[DATA SECTION start]

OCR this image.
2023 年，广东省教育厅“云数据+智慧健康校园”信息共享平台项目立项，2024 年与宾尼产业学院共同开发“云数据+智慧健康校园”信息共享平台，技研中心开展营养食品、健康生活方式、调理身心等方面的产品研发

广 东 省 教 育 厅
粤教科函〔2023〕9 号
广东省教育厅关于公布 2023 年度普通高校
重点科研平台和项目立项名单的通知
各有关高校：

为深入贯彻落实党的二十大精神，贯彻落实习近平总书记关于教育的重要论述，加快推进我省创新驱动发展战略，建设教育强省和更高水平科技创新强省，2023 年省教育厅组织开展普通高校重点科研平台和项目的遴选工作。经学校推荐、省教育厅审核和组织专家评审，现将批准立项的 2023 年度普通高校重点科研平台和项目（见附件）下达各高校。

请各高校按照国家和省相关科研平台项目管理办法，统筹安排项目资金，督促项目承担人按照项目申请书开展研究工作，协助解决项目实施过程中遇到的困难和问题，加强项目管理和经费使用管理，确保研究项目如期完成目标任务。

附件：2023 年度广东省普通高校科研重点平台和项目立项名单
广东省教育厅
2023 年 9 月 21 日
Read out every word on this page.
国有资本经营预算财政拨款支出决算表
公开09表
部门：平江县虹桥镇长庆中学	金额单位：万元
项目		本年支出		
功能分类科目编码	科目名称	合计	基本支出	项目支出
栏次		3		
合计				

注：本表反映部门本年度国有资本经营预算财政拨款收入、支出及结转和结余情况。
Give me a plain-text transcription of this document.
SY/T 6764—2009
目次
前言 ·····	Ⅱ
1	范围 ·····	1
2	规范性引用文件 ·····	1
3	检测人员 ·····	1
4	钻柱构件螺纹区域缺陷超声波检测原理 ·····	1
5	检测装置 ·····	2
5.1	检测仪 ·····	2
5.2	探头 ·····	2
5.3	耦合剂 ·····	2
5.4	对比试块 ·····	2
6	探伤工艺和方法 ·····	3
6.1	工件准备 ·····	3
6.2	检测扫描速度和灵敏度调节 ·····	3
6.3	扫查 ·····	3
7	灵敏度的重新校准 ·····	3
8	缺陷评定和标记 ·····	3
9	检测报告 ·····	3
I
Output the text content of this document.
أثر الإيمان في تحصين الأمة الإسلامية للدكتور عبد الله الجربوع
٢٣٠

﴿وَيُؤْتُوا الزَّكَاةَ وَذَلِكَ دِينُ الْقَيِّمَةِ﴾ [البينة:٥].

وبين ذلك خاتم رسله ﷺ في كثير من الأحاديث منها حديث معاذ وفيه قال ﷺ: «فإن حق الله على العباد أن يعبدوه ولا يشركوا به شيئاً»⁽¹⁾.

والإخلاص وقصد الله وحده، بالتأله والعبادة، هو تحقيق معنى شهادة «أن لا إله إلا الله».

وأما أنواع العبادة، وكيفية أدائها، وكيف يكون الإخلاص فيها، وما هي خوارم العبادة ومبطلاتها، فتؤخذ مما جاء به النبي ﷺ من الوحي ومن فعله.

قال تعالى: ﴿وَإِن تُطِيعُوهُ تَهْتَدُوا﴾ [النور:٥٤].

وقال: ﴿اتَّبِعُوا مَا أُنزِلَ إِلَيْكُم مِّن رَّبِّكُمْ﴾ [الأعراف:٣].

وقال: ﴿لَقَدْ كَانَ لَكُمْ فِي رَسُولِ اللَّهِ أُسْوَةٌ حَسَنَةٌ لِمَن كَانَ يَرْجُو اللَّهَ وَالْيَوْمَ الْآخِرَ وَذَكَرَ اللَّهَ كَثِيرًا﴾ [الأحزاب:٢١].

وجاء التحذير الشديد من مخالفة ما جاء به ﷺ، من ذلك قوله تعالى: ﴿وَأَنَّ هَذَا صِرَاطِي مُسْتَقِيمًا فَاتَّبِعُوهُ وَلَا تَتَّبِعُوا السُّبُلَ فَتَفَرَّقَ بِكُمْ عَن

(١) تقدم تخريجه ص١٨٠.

[DATA SECTION end]

YOUR INSTRUCTIONS :: Using the listing above, pull out all lines that hold the word "text".

ANSWER TO THE TASK ::
Give me a plain-text transcription of this document.
Output the text content of this document.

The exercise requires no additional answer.